* EXERCISE BRIEF
Look through the data below and work out how many lines contain the string "size". Give the number alone.

===== GIVEN DATA =====

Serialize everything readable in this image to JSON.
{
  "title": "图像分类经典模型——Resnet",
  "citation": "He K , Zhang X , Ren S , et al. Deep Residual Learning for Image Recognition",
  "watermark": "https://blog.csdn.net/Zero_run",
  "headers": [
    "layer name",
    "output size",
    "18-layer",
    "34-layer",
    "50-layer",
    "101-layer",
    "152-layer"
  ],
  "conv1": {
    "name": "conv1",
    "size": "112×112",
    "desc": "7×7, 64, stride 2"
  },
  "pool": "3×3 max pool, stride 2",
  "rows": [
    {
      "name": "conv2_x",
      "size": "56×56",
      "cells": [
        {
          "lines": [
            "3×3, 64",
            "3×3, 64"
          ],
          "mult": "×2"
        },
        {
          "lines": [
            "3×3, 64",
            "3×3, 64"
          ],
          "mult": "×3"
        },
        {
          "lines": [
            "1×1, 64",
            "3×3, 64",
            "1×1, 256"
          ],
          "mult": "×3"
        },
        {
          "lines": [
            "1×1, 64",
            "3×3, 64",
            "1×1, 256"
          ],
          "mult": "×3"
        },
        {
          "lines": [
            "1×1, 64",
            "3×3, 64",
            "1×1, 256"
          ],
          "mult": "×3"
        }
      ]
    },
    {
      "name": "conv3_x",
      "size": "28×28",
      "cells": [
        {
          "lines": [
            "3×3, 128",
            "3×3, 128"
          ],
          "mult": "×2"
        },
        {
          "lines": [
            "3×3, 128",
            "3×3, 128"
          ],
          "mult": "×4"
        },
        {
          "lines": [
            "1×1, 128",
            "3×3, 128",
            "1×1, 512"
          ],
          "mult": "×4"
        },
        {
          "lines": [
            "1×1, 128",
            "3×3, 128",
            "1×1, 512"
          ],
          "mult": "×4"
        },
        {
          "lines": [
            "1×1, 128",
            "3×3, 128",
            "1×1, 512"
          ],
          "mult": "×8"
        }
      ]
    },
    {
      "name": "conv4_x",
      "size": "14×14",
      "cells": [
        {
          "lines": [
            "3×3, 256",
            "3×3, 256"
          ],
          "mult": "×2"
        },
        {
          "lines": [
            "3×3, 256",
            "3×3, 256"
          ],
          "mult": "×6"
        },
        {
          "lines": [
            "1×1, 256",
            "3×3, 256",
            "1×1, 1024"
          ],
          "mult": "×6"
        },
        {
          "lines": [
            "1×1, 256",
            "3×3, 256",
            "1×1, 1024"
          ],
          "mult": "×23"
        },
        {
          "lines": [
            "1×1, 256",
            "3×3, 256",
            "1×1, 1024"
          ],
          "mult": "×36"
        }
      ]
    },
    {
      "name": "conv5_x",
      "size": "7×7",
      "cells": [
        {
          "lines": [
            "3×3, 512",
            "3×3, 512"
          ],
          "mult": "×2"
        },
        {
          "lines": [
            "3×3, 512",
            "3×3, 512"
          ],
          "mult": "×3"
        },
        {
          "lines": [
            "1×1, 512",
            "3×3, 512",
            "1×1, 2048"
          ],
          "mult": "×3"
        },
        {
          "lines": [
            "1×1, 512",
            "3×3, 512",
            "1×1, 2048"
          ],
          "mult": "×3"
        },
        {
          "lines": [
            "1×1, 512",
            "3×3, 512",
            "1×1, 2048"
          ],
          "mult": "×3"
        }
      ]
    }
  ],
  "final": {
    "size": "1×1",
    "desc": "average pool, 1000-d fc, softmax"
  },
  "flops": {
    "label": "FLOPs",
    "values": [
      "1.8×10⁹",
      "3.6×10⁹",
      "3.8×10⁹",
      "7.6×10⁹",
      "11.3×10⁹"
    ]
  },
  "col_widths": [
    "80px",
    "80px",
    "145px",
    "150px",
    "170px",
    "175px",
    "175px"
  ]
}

=====

* PROBLEM SOLUTION
7